Description of the task
Pull out every line below containing the word "Alchymie".

Dataset items
------
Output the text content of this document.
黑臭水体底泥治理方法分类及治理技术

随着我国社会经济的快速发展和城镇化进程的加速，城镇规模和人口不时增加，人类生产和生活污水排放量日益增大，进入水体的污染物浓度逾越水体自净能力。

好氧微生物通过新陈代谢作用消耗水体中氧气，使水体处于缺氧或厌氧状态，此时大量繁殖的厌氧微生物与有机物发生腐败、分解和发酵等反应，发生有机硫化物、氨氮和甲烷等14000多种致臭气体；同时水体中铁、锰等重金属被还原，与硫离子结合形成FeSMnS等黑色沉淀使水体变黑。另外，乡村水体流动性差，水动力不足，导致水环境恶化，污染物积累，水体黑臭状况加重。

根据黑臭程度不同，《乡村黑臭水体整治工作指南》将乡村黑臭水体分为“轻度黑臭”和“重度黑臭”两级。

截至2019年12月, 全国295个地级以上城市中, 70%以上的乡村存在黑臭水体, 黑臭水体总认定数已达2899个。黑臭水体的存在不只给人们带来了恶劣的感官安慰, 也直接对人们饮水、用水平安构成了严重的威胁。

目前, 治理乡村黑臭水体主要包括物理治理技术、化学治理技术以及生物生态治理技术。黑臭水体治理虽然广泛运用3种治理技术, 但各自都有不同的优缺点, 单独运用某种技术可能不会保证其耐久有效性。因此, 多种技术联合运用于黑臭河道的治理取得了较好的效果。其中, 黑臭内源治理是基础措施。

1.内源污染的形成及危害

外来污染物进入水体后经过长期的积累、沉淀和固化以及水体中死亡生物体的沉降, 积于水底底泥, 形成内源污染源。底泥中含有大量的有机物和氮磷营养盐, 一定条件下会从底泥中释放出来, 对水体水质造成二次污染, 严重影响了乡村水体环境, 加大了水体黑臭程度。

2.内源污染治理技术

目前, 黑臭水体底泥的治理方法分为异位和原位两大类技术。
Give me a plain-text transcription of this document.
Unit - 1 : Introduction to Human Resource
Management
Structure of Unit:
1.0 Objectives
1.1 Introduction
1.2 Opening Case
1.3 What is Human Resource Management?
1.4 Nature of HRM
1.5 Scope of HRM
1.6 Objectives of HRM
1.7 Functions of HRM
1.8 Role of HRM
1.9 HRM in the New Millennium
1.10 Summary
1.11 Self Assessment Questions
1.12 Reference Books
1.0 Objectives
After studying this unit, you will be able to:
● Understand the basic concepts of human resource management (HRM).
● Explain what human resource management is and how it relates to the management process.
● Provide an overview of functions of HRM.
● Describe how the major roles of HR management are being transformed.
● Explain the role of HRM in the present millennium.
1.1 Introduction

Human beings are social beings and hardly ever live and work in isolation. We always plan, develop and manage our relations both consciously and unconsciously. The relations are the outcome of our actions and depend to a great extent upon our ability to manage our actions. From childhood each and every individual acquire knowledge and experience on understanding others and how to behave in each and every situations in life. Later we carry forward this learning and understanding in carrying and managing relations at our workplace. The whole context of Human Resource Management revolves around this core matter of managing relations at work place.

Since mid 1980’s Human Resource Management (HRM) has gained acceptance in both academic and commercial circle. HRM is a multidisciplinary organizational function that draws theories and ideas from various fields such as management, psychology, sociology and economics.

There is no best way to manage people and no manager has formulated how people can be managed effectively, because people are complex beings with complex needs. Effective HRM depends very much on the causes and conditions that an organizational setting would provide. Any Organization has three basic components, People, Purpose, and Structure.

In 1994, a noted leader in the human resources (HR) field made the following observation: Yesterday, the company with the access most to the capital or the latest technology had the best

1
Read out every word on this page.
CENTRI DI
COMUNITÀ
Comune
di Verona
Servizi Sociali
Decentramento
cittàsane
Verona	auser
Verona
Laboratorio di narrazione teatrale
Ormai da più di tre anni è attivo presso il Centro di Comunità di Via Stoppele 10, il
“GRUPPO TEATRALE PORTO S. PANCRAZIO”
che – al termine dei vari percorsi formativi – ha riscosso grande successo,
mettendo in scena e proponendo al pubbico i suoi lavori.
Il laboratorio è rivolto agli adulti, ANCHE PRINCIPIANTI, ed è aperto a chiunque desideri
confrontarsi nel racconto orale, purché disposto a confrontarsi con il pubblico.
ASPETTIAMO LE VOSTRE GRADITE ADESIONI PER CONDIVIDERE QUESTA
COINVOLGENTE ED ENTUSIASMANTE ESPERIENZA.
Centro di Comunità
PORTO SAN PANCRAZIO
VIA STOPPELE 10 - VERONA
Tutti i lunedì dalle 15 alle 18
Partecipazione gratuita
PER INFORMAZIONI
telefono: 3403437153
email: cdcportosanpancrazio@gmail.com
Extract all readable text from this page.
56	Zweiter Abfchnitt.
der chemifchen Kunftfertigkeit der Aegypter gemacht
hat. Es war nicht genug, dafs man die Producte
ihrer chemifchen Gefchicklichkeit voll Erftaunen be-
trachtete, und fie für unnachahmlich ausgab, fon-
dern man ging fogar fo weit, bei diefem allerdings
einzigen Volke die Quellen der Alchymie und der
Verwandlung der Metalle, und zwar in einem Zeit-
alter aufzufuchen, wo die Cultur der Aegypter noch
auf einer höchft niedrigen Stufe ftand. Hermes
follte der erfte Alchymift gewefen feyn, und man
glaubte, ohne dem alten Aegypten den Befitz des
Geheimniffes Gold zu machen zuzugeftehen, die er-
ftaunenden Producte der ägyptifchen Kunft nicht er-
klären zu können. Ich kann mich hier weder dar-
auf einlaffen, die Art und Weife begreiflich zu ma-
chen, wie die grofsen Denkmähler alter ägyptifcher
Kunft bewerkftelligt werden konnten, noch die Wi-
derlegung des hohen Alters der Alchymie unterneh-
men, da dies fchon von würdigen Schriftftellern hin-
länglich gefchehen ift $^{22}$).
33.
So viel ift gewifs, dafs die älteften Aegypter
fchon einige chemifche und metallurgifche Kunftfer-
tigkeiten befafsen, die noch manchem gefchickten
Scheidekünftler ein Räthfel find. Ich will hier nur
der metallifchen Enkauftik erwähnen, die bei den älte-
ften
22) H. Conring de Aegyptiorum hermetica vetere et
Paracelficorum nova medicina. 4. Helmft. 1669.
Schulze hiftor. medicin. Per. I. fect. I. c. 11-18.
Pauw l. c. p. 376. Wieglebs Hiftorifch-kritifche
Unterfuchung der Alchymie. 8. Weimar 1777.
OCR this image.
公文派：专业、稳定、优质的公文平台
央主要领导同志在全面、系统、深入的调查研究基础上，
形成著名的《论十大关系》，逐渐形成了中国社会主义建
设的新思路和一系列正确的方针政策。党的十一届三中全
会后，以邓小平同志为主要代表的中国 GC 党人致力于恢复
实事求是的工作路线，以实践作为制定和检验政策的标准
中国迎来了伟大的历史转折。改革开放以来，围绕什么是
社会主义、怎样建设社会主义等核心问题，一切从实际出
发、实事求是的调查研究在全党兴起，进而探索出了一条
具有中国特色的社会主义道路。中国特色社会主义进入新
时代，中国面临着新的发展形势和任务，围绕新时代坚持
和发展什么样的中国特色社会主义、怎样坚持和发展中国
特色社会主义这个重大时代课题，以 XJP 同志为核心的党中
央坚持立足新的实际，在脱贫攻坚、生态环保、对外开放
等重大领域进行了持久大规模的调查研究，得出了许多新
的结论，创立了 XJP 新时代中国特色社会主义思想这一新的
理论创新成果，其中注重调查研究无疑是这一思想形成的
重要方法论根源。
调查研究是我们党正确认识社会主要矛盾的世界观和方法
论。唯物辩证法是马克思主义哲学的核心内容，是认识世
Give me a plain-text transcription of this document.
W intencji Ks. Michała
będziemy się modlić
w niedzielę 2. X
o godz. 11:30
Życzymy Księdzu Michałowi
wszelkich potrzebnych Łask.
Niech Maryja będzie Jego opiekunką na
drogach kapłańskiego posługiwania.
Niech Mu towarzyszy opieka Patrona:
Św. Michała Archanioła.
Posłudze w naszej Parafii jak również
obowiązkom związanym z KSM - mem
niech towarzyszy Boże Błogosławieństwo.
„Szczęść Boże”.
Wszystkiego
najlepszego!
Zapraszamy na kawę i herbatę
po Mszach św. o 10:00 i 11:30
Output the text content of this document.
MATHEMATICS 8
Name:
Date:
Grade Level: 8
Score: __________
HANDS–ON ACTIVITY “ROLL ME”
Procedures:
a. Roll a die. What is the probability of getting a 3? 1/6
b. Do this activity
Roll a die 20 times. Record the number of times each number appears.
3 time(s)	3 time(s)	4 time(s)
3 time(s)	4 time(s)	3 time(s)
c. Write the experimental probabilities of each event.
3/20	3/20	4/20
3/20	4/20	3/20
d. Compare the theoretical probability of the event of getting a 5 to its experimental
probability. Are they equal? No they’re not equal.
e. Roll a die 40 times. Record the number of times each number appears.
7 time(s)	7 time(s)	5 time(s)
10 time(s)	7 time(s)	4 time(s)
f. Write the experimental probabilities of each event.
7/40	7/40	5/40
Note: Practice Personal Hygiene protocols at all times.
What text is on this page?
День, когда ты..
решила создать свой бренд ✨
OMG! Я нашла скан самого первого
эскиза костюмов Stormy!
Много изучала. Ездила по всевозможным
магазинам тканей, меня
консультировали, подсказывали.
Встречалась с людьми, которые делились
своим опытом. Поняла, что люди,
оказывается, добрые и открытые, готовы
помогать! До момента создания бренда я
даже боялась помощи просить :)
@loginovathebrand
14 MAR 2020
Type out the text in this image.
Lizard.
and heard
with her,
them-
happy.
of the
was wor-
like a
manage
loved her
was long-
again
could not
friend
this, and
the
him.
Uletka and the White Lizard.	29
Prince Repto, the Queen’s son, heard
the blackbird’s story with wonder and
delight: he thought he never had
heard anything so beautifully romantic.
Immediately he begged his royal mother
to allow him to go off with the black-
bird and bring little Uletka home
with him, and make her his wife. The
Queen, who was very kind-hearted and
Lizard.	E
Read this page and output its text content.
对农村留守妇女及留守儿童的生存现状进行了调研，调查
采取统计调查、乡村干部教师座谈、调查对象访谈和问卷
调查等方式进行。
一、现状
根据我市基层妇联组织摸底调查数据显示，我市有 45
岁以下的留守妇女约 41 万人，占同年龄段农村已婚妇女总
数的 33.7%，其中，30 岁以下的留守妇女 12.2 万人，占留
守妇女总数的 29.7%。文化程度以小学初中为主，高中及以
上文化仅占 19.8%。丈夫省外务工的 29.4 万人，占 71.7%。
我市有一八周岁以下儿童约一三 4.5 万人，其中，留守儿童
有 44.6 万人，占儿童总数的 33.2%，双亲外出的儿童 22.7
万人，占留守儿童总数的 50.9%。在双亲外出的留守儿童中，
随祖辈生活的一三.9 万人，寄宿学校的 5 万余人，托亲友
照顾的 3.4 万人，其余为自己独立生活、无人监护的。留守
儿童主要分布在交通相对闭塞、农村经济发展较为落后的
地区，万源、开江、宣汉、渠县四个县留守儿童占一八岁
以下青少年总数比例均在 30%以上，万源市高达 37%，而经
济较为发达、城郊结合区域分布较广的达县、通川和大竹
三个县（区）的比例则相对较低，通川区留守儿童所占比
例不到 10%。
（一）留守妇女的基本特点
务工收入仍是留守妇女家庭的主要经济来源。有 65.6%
------
Result for this task
einzigen Volke die Quellen der Alchymie und der
derlegung des hohen Alters der Alchymie unterneh-
Unterfuchung der Alchymie. 8. Weimar 1777.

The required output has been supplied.